** begin **

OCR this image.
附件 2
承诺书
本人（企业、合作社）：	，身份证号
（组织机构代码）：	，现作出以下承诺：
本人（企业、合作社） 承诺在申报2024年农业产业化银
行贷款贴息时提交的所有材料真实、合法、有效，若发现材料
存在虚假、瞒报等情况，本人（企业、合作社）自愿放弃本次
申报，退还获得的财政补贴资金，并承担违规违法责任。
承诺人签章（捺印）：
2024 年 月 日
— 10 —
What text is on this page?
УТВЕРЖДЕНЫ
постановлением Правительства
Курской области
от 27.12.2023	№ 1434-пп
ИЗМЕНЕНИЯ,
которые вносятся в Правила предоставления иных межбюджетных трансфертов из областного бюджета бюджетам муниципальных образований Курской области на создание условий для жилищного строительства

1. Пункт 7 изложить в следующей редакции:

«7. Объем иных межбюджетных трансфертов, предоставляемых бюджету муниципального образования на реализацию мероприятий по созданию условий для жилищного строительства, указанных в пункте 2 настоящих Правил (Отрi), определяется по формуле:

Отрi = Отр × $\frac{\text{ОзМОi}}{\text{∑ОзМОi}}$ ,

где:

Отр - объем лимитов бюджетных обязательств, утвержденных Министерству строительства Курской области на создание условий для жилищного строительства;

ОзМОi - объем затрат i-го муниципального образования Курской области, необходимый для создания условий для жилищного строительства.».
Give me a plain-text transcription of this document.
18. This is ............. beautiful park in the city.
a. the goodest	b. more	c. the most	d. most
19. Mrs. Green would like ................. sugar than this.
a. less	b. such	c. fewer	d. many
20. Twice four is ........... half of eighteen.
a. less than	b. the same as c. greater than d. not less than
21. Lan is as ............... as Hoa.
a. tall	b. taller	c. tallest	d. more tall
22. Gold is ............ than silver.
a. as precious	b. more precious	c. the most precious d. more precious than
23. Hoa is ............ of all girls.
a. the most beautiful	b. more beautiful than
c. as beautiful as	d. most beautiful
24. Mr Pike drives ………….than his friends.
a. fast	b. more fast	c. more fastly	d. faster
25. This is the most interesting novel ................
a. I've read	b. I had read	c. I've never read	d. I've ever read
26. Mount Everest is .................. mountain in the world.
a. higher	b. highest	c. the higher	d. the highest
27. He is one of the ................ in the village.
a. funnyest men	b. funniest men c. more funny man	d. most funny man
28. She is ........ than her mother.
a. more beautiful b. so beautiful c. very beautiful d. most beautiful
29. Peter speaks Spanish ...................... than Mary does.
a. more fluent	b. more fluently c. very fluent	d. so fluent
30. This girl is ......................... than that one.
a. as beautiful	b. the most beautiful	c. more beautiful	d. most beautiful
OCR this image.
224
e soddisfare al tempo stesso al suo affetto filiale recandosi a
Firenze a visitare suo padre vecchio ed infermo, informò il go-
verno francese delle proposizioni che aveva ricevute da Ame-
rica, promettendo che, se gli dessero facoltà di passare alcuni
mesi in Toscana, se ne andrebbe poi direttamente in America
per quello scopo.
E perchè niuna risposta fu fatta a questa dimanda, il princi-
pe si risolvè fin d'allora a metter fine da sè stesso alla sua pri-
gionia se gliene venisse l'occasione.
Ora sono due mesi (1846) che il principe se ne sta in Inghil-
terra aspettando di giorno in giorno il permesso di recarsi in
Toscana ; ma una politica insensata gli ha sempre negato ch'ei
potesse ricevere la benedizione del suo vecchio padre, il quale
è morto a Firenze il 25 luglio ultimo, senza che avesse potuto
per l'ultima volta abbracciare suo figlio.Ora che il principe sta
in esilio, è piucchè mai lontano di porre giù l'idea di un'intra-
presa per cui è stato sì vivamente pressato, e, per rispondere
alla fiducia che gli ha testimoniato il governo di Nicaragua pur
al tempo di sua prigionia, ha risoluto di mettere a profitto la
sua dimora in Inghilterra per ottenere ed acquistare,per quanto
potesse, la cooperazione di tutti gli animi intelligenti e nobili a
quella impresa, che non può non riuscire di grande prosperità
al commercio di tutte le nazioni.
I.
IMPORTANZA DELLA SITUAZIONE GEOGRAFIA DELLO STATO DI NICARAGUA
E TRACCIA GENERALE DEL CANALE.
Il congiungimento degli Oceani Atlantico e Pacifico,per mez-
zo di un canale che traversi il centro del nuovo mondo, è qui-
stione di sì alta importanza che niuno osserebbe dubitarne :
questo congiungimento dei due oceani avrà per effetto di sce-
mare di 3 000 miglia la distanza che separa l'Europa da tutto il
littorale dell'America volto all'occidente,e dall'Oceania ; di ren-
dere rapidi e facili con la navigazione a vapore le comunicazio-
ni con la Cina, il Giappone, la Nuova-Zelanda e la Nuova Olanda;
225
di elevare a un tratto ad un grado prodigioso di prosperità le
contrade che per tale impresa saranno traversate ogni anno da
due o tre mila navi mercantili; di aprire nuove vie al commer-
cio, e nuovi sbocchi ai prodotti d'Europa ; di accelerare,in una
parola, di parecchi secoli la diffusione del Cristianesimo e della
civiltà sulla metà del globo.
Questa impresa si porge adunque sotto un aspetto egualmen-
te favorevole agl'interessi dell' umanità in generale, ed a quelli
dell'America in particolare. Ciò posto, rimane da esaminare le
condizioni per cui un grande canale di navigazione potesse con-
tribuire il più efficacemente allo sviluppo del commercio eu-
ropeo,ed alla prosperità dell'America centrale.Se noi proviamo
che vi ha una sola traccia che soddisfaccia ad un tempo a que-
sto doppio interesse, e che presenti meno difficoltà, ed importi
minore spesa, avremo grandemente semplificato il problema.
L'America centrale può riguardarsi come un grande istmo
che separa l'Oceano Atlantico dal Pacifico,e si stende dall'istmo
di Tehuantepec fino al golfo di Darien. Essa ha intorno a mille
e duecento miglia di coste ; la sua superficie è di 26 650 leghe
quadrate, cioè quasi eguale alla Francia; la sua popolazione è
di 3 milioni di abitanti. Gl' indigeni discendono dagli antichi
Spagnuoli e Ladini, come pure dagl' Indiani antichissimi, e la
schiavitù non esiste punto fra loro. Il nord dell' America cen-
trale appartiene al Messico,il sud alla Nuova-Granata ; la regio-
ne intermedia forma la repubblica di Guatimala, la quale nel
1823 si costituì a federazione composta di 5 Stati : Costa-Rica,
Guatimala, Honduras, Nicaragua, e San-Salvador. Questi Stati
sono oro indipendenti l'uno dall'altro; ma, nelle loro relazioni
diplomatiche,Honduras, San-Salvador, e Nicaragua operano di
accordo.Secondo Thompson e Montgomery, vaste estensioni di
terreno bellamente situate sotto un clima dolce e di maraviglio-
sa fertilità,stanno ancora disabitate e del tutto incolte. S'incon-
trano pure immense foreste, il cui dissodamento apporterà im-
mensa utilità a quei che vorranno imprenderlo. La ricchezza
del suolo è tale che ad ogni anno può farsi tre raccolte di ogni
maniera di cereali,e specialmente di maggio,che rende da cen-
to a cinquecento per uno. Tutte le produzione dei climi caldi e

** end **

▶ **Aim of the exercise**
In the entries above, find lines with "America" and copy each.

▶ **Solution to the problem**
mesi in Toscana, se ne andrebbe poi direttamente in America
littorale dell'America volto all'occidente,e dall'Oceania ; di ren-
dell'America in particolare. Ciò posto, rimane da esaminare le
ropeo,ed alla prosperità dell'America centrale.Se noi proviamo
L'America centrale può riguardarsi come un grande istmo
schiavitù non esiste punto fra loro. Il nord dell' America cen-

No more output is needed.